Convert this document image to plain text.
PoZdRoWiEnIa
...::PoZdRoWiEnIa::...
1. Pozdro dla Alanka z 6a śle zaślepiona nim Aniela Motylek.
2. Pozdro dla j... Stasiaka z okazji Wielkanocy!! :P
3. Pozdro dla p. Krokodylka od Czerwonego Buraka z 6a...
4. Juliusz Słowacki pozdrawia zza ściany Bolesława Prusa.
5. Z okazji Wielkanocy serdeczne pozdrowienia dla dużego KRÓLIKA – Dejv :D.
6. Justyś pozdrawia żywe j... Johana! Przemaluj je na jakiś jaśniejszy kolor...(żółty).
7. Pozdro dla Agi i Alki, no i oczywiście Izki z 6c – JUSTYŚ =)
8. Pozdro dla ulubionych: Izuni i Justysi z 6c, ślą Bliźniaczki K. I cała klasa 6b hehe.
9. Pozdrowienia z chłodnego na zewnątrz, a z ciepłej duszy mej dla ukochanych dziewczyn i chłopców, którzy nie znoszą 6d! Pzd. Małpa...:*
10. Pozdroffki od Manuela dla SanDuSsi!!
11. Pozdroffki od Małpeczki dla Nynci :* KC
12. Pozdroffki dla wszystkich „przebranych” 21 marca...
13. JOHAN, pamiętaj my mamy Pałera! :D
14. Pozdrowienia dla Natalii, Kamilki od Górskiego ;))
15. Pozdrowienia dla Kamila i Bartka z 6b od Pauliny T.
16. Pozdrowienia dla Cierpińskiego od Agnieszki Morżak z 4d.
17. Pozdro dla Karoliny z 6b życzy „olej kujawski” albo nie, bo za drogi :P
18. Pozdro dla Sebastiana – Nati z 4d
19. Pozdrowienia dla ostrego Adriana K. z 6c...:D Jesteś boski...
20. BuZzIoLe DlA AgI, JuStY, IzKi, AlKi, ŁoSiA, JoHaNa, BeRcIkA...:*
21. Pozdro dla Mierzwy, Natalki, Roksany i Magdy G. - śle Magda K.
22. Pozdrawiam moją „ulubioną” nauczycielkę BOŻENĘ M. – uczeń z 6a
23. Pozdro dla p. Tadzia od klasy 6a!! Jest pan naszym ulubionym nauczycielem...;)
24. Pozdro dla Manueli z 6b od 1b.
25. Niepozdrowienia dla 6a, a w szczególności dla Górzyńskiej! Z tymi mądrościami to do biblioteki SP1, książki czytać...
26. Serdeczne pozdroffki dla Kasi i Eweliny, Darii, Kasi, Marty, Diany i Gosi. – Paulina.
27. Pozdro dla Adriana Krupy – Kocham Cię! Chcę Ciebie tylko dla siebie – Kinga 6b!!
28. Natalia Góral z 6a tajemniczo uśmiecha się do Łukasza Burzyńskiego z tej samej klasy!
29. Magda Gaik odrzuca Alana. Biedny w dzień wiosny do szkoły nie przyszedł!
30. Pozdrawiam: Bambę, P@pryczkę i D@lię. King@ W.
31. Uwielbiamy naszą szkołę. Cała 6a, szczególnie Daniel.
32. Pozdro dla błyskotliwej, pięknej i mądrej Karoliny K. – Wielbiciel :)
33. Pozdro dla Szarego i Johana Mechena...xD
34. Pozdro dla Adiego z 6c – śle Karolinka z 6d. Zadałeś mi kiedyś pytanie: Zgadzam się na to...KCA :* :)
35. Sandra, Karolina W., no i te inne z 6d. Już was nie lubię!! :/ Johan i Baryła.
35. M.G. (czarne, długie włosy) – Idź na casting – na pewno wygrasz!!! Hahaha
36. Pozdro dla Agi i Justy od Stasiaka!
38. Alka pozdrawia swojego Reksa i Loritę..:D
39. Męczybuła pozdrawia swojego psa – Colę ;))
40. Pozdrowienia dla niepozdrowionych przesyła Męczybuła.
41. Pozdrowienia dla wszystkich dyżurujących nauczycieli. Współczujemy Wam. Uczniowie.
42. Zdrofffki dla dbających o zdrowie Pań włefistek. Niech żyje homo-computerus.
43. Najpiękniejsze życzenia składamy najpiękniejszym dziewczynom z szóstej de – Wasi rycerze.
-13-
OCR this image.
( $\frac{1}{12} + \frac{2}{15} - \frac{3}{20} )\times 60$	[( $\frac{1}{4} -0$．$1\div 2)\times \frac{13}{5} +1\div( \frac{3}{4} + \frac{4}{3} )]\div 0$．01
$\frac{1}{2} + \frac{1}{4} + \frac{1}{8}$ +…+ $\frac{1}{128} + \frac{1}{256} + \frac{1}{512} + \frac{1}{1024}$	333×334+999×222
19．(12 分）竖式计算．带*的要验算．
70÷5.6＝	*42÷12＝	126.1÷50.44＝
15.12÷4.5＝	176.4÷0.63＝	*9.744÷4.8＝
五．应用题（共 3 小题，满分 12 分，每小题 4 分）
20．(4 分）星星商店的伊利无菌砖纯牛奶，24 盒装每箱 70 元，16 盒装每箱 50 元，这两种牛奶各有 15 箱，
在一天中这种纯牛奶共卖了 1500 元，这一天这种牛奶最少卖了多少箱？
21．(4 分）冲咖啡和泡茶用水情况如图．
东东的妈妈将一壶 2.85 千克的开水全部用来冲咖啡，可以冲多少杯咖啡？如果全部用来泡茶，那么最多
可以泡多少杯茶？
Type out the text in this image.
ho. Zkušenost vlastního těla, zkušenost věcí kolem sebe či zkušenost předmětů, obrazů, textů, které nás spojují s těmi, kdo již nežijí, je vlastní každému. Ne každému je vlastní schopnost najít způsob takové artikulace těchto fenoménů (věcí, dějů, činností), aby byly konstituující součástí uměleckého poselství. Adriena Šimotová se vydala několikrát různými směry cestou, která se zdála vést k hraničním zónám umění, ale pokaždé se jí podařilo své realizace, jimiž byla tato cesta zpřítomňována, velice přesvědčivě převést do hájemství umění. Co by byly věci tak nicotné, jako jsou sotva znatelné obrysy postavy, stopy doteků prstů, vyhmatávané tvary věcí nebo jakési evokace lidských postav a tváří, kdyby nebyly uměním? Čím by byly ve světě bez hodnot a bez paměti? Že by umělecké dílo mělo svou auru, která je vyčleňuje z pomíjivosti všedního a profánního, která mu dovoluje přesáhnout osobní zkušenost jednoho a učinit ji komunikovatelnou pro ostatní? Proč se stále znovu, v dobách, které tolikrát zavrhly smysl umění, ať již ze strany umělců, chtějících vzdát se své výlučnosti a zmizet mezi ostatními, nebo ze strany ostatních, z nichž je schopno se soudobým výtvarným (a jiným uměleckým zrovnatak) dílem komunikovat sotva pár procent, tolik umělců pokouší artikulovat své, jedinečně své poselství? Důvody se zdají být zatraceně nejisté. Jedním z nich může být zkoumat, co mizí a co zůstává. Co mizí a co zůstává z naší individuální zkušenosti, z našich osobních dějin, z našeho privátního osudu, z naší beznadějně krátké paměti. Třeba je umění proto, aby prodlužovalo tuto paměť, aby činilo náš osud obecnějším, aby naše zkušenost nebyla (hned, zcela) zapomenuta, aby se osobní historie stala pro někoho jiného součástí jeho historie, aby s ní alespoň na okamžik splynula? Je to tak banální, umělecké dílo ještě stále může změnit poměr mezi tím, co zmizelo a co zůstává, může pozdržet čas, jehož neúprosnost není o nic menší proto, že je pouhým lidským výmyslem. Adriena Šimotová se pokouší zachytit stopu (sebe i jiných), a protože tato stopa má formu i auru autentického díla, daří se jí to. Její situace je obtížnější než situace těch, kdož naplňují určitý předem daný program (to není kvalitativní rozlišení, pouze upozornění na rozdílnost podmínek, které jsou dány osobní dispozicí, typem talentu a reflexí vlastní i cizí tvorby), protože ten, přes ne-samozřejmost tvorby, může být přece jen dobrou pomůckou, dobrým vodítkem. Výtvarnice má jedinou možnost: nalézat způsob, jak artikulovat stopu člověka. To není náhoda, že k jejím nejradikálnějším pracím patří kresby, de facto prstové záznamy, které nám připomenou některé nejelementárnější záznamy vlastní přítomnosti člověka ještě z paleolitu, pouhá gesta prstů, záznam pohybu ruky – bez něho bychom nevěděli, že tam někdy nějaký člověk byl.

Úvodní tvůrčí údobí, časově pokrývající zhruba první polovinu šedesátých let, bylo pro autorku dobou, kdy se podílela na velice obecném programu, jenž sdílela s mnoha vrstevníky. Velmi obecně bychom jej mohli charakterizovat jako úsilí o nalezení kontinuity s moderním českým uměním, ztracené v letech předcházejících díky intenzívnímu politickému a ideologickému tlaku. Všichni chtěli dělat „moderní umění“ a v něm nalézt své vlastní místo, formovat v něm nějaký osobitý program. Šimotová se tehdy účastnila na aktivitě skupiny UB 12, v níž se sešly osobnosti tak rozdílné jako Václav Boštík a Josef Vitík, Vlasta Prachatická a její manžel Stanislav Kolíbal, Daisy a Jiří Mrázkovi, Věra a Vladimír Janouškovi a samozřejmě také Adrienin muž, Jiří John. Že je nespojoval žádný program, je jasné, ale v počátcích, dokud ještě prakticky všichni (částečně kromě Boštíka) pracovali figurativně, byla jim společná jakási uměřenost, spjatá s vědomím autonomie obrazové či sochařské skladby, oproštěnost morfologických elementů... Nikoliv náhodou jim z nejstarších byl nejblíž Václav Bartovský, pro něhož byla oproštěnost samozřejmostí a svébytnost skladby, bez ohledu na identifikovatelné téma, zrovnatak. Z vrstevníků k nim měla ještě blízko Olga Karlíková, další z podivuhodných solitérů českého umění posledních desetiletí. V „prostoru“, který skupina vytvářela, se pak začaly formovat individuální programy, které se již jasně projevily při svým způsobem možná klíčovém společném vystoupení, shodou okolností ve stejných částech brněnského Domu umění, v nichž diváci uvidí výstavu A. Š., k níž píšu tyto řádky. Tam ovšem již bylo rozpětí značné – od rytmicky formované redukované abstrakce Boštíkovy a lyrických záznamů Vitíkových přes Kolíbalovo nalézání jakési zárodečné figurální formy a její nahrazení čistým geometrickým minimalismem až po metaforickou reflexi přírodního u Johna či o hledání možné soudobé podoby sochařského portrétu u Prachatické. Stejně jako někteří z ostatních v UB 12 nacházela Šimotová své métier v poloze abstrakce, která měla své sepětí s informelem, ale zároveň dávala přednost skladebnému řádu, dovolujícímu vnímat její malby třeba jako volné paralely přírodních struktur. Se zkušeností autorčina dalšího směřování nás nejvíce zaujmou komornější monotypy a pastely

**YOUR TASK**
Find the lines with the string "swojego" and reproduce them.

**RESULT FOR THIS TASK**
38. Alka pozdrawia swojego Reksa i Loritę..:D
39. Męczybuła pozdrawia swojego psa – Colę ;))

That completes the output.